** Start WORKING DATA **
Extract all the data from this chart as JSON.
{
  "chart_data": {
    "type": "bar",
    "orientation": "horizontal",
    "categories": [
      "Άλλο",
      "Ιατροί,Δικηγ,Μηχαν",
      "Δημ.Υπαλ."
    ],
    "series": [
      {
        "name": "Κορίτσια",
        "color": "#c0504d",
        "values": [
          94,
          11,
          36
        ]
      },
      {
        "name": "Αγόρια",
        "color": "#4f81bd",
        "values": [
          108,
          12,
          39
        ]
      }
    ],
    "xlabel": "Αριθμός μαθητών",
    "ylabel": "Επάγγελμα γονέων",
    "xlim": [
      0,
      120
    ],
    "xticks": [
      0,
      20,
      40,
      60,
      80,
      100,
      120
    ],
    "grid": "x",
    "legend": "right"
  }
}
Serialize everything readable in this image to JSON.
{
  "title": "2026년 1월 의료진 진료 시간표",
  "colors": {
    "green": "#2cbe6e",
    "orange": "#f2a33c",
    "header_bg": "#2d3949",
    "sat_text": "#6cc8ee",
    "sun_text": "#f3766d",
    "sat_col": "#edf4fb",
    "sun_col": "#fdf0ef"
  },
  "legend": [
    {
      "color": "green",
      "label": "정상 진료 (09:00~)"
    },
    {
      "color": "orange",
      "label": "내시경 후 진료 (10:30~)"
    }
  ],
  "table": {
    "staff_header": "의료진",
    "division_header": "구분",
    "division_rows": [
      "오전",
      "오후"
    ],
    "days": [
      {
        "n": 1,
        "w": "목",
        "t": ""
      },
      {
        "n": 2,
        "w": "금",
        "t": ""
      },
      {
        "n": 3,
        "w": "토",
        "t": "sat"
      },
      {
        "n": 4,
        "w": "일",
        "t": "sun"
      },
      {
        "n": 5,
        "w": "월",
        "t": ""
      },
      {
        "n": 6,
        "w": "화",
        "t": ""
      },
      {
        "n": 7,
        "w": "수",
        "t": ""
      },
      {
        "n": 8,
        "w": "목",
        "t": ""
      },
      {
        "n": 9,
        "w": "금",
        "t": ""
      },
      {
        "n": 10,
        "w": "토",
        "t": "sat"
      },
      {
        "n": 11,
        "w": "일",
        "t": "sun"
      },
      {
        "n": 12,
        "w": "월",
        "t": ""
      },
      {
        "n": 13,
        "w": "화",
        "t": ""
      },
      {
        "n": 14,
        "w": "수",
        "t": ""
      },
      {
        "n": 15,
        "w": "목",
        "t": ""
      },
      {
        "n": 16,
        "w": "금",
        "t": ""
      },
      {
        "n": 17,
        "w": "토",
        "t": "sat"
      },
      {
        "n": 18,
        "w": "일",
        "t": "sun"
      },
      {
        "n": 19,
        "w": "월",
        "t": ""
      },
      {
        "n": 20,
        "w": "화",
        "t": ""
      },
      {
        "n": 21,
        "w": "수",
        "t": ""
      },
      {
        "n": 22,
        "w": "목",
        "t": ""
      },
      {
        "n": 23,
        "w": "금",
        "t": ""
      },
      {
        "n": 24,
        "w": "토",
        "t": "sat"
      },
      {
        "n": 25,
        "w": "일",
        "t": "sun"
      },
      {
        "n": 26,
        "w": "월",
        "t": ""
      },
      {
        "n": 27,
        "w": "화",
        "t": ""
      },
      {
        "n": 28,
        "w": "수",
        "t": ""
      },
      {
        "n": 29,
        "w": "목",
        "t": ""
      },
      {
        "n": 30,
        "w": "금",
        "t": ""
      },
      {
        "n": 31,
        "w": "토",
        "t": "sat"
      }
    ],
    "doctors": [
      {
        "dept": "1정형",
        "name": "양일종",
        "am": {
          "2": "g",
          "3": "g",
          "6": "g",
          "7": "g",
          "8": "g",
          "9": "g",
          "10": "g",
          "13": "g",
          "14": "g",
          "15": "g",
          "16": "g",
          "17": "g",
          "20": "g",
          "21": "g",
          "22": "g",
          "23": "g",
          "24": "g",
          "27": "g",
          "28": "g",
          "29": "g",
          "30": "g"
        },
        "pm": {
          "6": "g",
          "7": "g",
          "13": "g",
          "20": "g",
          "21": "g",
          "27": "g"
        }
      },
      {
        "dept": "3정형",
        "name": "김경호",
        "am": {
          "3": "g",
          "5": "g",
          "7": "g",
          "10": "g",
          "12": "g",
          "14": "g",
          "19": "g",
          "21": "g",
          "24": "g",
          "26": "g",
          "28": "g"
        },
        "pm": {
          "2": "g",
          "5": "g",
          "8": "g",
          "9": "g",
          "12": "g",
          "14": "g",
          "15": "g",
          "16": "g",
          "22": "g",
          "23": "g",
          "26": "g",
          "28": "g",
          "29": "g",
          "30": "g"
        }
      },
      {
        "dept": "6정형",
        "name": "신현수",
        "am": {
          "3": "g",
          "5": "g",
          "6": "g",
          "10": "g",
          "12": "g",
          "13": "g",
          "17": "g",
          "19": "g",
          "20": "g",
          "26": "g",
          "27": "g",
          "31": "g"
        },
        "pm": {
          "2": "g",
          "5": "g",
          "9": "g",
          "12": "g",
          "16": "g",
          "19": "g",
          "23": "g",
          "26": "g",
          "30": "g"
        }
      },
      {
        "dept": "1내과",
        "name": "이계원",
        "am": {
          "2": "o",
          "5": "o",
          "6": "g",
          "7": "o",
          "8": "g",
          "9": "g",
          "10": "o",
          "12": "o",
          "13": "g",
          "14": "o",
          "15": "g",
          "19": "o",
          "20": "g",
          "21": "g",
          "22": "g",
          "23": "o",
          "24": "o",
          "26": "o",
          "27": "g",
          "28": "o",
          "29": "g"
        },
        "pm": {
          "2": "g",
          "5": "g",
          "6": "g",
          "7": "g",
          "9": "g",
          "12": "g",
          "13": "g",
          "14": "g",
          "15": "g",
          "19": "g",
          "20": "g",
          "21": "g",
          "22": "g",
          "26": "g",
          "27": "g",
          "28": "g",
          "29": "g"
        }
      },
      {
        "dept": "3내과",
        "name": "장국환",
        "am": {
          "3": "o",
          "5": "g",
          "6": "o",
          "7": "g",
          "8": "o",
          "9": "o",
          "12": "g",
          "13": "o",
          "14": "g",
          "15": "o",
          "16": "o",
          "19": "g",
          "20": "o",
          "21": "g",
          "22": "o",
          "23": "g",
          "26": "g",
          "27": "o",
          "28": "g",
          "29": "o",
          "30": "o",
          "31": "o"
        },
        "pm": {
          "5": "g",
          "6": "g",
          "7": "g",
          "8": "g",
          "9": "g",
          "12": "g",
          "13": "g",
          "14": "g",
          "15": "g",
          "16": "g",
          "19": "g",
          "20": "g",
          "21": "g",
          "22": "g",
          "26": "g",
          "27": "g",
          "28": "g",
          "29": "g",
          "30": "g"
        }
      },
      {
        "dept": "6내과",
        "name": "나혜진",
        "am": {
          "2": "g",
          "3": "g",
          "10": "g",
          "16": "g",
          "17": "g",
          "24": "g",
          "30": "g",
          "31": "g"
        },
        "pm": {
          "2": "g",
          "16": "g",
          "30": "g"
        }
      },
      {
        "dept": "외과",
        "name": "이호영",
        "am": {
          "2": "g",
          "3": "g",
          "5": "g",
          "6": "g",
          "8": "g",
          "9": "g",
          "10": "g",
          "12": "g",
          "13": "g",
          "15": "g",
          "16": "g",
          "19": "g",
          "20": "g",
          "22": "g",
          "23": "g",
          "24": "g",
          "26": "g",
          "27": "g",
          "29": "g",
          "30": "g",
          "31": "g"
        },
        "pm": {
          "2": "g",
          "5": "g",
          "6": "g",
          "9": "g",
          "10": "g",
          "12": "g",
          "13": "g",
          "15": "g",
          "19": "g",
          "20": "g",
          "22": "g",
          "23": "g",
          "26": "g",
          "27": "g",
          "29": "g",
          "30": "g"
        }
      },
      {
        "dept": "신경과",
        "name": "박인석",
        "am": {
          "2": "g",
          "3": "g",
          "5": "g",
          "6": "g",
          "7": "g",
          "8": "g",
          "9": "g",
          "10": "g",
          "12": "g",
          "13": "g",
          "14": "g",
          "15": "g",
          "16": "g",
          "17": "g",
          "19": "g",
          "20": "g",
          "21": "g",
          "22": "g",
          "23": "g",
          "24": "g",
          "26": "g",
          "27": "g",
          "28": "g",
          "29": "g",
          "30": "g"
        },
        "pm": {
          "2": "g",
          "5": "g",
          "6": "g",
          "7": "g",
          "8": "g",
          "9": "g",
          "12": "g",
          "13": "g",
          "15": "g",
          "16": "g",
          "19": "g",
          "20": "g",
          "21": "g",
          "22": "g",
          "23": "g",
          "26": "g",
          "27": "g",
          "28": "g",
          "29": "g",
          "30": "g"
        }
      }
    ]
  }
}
** End WORKING DATA **
■ **TASK STATEMENT**: Note every line above where the string "dept" shows up, and copy those lines.

■ **THE SOLUTION**:
        "dept": "1정형",
        "dept": "3정형",
        "dept": "6정형",
        "dept": "1내과",
        "dept": "3내과",
        "dept": "6내과",
        "dept": "외과",
        "dept": "신경과",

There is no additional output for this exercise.